= DIRECTIONS =
Work through the data below and give the number of lines holding "ylabel", nothing more.

= Dataset excerpt =
▼
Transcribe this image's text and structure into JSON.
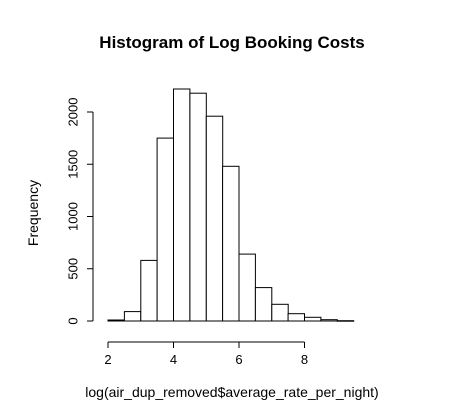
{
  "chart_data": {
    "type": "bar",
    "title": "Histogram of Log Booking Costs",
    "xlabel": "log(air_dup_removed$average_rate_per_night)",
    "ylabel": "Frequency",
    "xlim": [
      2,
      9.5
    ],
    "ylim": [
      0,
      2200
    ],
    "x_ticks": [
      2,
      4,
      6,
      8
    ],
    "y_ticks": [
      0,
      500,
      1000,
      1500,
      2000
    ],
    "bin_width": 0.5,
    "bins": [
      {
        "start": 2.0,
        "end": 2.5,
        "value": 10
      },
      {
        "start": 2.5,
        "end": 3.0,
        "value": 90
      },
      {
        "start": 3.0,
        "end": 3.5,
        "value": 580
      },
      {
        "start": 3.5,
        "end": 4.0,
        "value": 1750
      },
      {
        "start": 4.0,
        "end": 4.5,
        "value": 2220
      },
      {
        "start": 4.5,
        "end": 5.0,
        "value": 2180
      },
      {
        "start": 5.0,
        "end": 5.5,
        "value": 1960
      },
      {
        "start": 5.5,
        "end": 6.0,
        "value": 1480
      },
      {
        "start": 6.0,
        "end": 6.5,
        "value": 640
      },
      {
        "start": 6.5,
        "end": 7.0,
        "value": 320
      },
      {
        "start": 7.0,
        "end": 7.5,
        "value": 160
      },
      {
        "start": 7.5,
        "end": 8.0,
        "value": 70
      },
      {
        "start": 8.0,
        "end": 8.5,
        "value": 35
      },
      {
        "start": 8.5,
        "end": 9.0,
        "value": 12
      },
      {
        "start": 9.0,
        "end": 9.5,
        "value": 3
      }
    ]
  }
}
▲
▼
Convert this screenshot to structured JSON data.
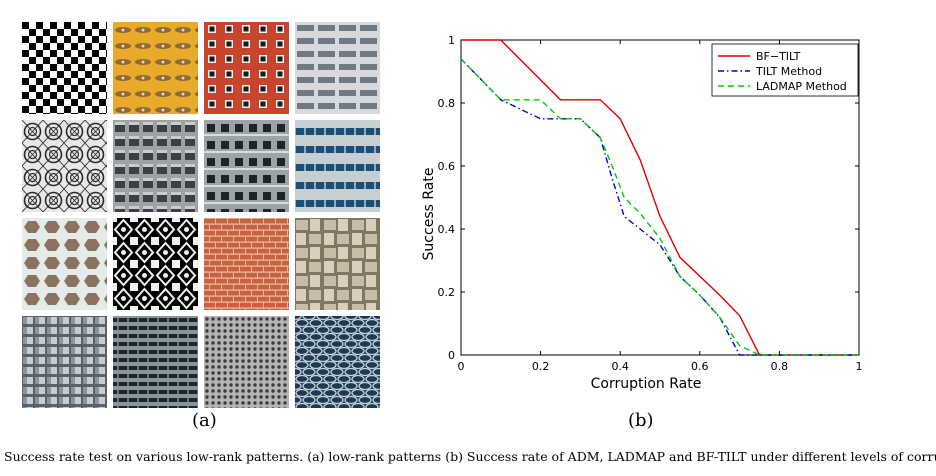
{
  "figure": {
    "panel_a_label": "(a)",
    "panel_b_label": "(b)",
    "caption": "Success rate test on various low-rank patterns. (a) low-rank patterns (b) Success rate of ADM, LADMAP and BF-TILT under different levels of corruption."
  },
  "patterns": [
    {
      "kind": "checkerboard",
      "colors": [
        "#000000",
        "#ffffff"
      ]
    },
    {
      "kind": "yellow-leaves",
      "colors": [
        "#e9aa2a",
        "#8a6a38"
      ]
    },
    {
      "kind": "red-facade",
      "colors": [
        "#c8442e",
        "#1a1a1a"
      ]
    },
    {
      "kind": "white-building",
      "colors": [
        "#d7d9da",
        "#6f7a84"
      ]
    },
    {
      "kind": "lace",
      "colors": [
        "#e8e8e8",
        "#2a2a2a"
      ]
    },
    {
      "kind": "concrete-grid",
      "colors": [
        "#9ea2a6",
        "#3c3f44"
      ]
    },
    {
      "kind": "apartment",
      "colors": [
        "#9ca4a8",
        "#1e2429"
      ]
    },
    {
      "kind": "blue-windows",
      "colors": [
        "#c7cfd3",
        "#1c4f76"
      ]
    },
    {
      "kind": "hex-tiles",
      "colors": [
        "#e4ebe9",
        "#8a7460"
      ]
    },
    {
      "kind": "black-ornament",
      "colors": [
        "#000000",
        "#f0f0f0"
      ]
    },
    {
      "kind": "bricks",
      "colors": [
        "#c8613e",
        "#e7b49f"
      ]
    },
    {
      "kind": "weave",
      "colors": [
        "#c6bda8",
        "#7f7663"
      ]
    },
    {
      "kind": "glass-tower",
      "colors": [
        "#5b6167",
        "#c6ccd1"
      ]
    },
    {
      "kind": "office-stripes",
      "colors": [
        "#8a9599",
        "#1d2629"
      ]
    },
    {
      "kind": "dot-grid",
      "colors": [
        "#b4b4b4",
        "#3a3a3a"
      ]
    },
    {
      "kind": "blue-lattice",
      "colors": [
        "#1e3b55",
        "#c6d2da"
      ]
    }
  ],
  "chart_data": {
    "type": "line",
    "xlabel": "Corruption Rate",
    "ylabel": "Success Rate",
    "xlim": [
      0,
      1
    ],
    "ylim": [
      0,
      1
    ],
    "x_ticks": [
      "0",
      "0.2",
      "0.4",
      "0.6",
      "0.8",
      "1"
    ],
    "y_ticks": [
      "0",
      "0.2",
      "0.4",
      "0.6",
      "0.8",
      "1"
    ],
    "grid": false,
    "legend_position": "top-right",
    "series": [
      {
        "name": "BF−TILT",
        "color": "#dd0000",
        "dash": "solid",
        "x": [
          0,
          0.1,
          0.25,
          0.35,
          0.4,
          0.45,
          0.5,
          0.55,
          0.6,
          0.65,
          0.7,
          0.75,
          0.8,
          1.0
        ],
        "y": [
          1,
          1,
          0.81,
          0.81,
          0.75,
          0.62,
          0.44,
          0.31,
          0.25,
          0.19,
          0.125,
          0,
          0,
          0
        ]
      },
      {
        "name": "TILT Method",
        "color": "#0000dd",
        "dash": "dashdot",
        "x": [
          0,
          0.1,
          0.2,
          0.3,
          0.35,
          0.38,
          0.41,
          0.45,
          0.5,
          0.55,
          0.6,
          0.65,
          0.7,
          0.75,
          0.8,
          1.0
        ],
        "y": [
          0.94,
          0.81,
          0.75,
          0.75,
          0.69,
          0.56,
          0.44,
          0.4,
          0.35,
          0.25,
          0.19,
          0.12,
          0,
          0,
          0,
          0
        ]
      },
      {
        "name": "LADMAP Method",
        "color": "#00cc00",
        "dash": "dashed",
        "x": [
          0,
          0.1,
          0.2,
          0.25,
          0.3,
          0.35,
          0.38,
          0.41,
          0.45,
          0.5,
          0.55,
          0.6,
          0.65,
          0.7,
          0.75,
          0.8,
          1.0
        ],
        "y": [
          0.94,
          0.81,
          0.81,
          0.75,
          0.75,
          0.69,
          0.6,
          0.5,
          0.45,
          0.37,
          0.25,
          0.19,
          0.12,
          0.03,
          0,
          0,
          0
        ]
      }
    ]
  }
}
▲
= RESPONSE TO THE TASK =
2